■ Exercise prompt
Give every line again exactly as it appears, please, but not the pictures.

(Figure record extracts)
================
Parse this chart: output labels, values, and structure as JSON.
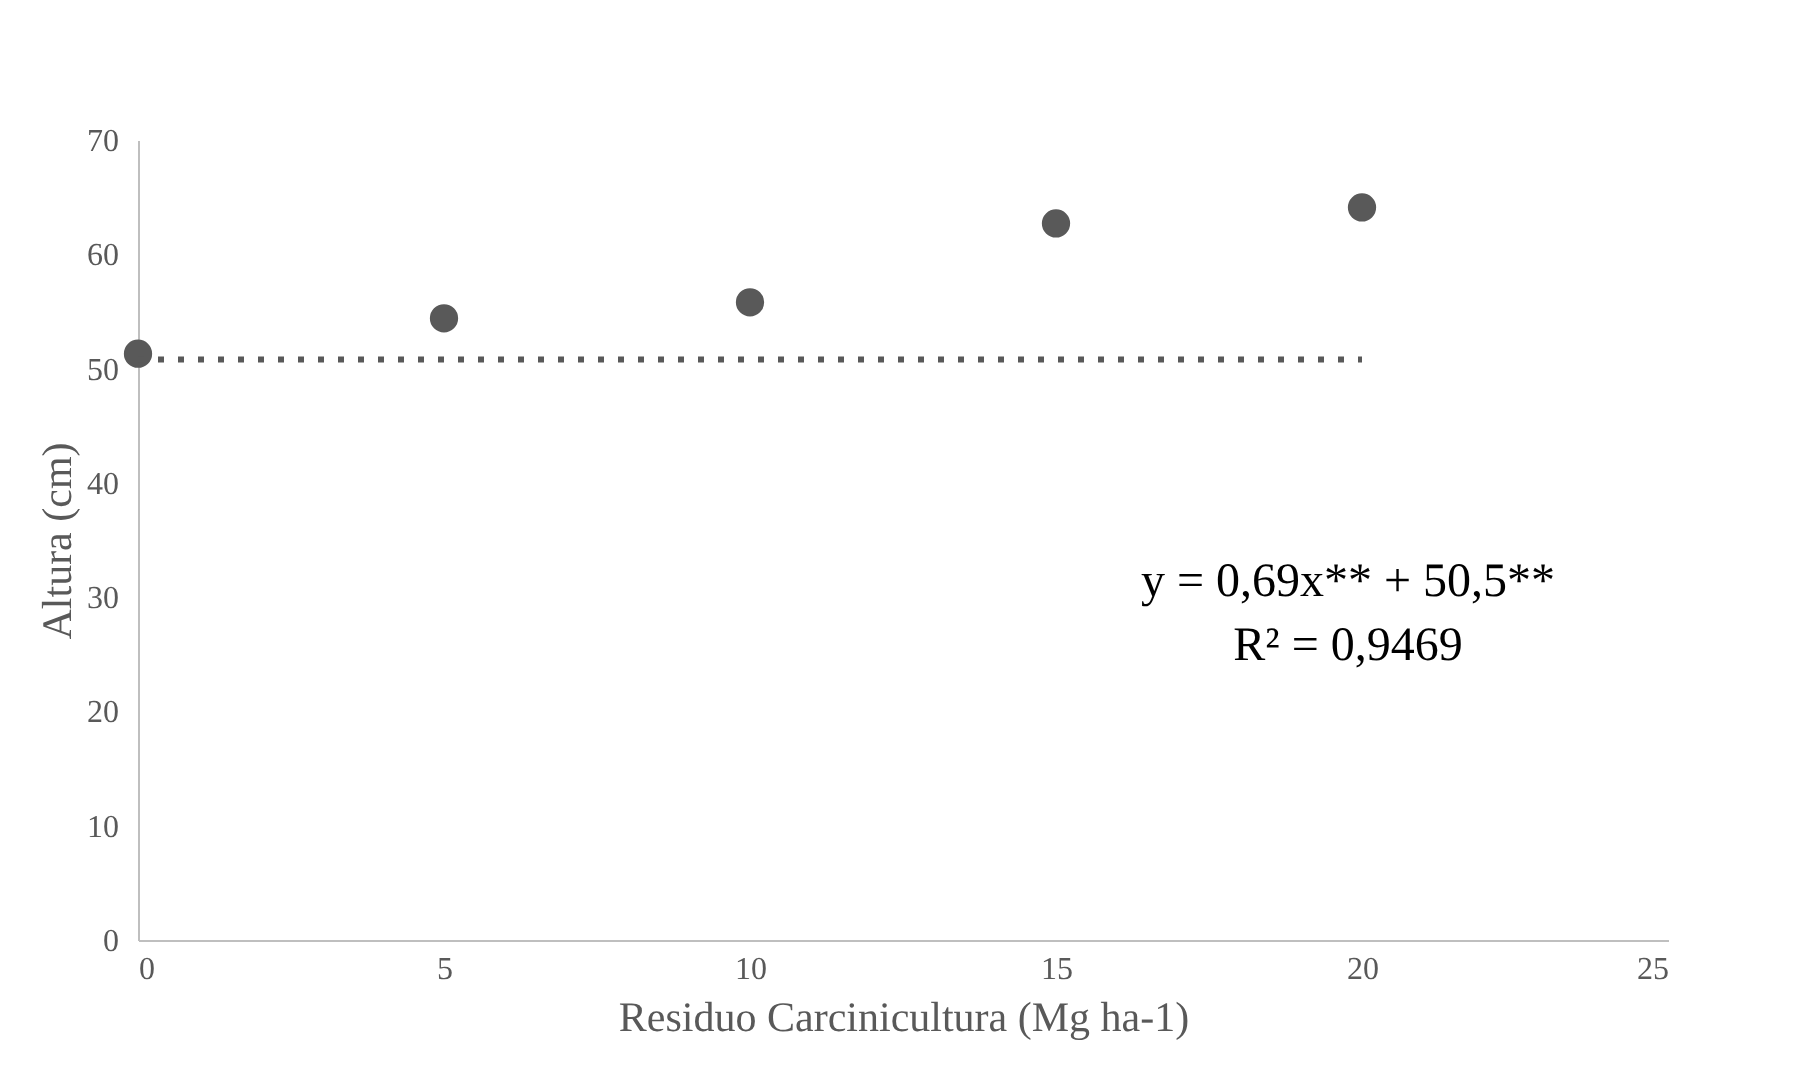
{
  "chart_data": {
    "type": "scatter",
    "xlabel": "Residuo Carcinicultura (Mg ha-1)",
    "ylabel": "Altura (cm)",
    "xlim": [
      0,
      25
    ],
    "xticks": [
      0,
      5,
      10,
      15,
      20,
      25
    ],
    "ylim": [
      0,
      70
    ],
    "yticks": [
      0,
      10,
      20,
      30,
      40,
      50,
      60,
      70
    ],
    "grid": false,
    "annotations": [
      "y = 0,69x** + 50,5**",
      "R² = 0,9469"
    ],
    "series": [
      {
        "color": "#595959",
        "marker": "circle",
        "x": [
          0,
          5,
          10,
          15,
          20
        ],
        "values": [
          51.3,
          54.4,
          55.8,
          62.7,
          64.1
        ]
      },
      {
        "type": "line",
        "color": "#595959",
        "line_style": "dotted",
        "x": [
          0,
          20
        ],
        "values": [
          50.8,
          50.8
        ]
      }
    ]
  }
}
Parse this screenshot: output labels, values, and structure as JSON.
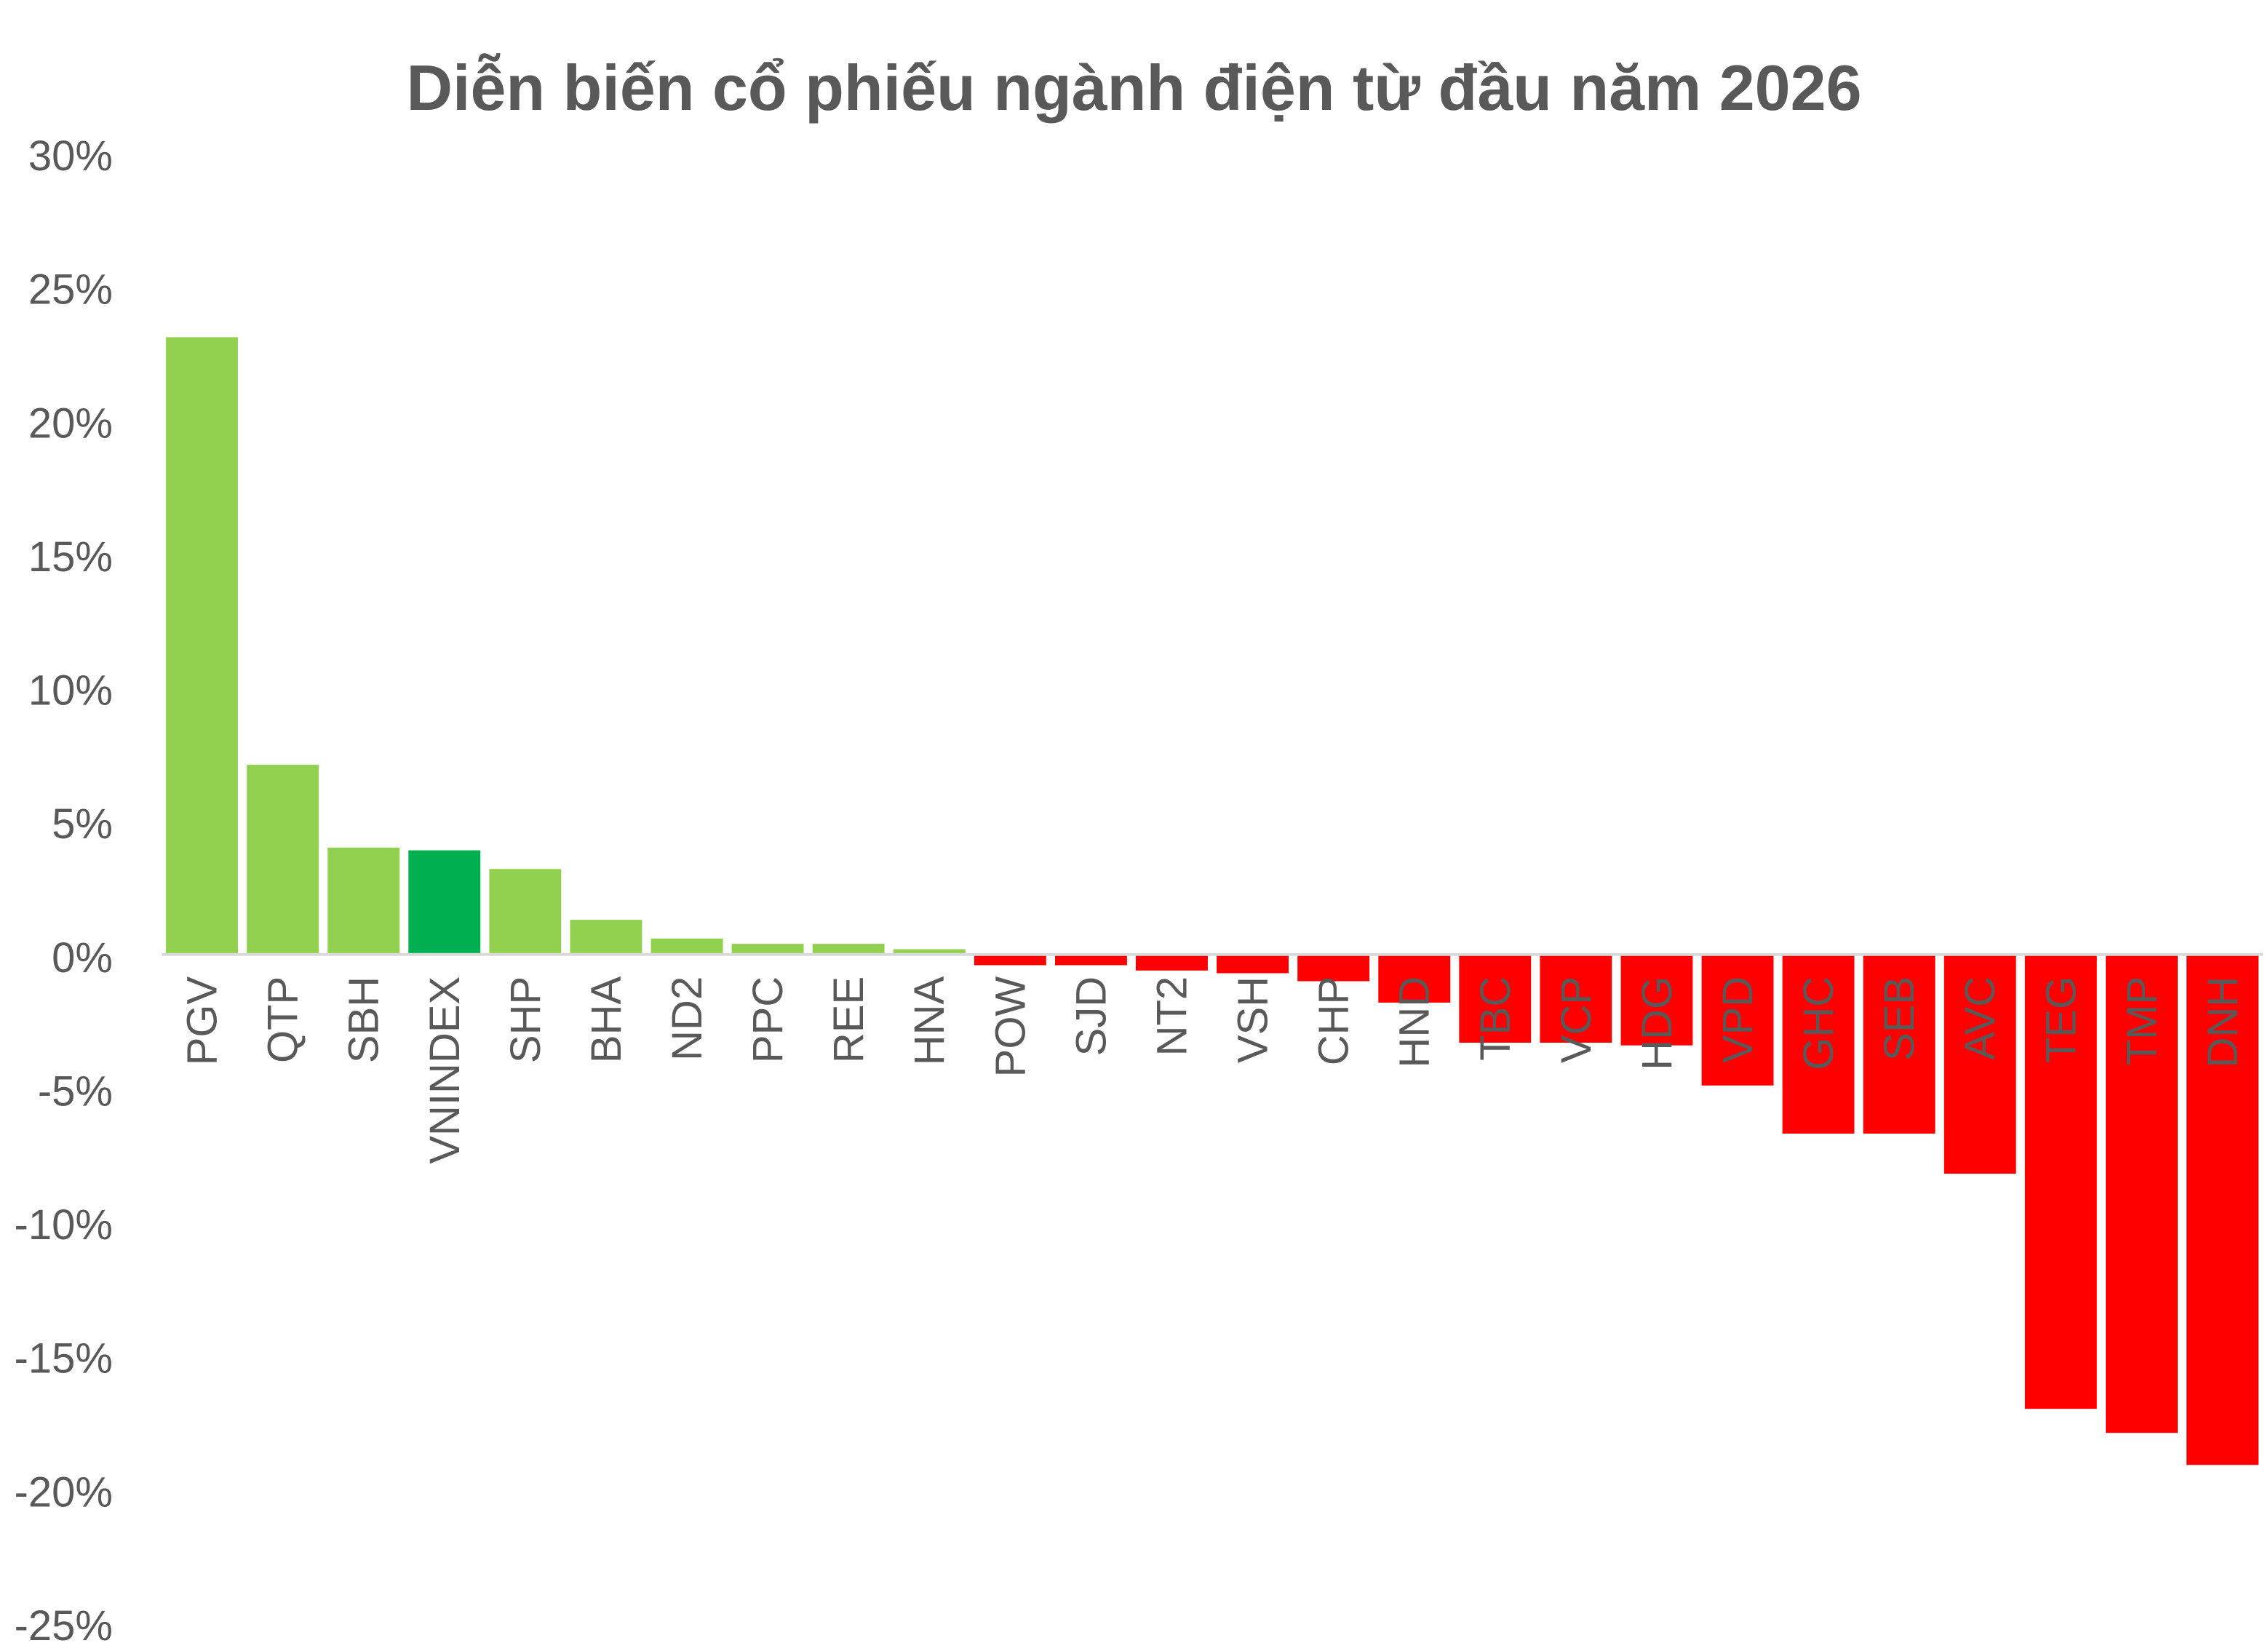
================
■ Expected output
Parse this chart: output labels, values, and structure as JSON.
{
  "chart_data": {
    "type": "scatter",
    "xlabel": "Residuo Carcinicultura (Mg ha-1)",
    "ylabel": "Altura (cm)",
    "xlim": [
      0,
      25
    ],
    "xticks": [
      0,
      5,
      10,
      15,
      20,
      25
    ],
    "ylim": [
      0,
      70
    ],
    "yticks": [
      0,
      10,
      20,
      30,
      40,
      50,
      60,
      70
    ],
    "grid": false,
    "annotations": [
      "y = 0,69x** + 50,5**",
      "R² = 0,9469"
    ],
    "series": [
      {
        "color": "#595959",
        "marker": "circle",
        "x": [
          0,
          5,
          10,
          15,
          20
        ],
        "values": [
          51.3,
          54.4,
          55.8,
          62.7,
          64.1
        ]
      },
      {
        "type": "line",
        "color": "#595959",
        "line_style": "dotted",
        "x": [
          0,
          20
        ],
        "values": [
          50.8,
          50.8
        ]
      }
    ]
  }
}
Parse this screenshot: output labels, values, and structure as JSON.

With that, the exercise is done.